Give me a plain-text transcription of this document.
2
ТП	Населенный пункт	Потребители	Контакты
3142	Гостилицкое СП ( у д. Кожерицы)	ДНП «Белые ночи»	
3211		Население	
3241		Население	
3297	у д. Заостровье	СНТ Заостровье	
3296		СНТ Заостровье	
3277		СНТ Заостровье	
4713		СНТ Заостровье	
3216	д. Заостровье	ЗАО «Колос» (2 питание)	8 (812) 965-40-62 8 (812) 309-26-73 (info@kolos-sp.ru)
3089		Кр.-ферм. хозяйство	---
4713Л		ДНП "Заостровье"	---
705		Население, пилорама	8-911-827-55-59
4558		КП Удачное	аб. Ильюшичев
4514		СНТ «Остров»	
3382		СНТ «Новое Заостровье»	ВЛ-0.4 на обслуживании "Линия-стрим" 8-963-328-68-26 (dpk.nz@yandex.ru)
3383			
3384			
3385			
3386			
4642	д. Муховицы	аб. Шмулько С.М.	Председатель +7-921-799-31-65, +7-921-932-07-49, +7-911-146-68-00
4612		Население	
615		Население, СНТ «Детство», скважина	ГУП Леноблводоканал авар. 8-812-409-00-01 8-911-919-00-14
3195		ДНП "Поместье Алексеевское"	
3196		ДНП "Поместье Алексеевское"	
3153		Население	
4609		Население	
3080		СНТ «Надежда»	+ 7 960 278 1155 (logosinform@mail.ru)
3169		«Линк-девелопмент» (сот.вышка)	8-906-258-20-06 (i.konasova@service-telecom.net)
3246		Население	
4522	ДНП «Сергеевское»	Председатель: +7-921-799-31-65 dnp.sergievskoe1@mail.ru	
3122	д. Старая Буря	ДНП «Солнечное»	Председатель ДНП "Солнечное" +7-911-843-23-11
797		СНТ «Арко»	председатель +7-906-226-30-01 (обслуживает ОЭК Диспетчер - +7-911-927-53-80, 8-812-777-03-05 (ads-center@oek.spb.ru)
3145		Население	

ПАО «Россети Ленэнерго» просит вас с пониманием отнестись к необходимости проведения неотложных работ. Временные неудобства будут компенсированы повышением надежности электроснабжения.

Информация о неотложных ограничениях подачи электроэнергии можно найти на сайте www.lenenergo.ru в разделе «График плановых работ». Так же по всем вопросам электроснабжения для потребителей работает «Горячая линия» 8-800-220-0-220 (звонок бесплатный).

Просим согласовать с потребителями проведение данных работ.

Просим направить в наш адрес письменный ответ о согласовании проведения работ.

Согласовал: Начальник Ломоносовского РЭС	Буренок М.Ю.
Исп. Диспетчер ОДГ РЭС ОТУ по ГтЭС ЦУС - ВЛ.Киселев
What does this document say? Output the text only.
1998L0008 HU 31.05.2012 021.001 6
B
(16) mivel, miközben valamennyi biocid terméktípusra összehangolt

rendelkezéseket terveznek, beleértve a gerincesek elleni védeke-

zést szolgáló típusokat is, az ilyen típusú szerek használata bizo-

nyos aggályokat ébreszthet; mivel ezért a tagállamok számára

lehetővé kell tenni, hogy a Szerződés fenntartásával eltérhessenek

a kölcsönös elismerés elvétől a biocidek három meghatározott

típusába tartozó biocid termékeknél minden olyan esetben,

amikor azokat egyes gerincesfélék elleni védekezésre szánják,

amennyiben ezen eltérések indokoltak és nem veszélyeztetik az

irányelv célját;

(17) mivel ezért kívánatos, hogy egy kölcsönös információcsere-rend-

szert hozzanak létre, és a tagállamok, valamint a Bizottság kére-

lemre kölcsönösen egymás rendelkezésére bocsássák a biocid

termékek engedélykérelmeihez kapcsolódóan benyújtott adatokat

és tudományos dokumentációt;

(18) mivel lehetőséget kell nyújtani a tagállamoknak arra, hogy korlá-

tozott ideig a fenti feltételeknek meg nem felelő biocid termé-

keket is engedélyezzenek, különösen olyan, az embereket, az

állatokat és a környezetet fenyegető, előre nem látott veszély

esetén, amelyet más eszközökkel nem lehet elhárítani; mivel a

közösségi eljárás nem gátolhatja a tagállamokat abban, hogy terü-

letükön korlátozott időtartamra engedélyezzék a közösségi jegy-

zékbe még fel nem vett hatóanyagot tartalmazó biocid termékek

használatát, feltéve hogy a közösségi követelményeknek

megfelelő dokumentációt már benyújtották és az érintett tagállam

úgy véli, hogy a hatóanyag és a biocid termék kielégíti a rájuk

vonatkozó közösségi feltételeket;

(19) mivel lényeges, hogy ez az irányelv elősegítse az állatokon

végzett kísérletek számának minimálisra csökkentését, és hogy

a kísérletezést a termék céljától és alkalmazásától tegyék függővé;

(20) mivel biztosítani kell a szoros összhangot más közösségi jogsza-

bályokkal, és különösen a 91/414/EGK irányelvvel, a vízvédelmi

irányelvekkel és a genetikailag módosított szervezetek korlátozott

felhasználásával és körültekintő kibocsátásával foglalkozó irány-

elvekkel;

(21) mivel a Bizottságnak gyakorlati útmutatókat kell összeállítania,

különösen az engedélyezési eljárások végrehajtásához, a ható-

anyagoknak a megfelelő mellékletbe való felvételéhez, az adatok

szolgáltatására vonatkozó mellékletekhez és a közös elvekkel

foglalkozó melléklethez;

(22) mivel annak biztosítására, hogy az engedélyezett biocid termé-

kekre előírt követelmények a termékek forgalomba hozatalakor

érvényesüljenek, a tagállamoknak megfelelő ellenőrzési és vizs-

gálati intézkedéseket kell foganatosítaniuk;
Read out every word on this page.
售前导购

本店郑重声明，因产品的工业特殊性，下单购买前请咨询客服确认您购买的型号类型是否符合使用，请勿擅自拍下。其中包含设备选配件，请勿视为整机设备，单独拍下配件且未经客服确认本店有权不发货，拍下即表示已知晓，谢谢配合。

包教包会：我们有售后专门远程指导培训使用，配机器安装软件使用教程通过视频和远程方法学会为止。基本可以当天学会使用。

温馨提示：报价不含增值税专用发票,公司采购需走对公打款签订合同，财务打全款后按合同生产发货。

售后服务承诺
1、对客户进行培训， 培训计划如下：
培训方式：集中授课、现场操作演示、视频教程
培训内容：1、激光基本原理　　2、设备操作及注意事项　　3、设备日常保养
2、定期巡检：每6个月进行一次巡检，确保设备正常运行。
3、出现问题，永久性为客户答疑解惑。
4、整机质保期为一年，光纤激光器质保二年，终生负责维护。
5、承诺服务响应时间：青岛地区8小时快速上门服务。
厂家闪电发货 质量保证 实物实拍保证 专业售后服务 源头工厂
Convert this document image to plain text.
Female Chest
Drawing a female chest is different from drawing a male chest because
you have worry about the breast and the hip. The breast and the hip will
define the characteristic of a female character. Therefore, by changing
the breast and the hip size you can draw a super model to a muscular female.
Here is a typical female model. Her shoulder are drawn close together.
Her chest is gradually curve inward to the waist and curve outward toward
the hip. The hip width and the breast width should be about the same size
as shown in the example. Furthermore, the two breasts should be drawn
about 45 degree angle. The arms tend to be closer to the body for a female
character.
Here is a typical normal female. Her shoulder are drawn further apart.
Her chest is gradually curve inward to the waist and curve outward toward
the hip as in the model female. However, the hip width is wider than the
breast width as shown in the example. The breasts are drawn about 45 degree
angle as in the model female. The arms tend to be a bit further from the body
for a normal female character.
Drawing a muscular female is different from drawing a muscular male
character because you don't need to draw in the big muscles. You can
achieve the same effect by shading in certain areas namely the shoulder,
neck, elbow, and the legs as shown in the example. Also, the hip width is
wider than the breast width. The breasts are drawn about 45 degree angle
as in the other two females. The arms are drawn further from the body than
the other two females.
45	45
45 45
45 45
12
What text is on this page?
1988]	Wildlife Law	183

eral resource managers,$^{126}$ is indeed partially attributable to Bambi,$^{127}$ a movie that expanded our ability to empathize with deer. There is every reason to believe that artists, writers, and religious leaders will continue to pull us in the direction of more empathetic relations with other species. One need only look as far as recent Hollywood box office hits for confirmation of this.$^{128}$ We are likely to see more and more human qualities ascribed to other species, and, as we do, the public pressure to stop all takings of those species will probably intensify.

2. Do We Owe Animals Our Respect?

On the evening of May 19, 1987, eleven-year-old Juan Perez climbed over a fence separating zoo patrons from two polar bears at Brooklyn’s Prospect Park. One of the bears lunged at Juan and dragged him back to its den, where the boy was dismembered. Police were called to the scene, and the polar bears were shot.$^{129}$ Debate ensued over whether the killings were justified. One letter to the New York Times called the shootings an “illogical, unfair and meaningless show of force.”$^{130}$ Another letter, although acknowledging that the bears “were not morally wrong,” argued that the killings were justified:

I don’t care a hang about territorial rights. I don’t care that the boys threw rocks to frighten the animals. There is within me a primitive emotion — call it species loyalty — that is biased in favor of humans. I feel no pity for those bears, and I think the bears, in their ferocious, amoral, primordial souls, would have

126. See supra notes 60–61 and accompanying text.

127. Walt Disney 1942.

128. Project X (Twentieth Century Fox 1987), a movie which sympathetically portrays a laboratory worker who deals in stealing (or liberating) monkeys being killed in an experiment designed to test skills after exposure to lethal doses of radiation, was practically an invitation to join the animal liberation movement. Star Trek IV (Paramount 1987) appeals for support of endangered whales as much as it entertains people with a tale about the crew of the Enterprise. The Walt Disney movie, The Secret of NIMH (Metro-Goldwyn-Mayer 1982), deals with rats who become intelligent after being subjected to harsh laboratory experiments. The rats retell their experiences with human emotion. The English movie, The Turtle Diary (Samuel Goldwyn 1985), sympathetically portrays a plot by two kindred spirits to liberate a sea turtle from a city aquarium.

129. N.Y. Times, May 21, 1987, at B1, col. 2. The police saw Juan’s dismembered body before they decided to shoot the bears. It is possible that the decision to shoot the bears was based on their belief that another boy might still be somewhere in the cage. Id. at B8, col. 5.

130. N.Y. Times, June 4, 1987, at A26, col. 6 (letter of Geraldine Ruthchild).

------------------------------------------------------------

= Set task =
From the listing above, pick out every line containing "wider".

= Reply =
the hip as in the model female. However, the hip width is wider than the
wider than the breast width. The breasts are drawn about 45 degree angle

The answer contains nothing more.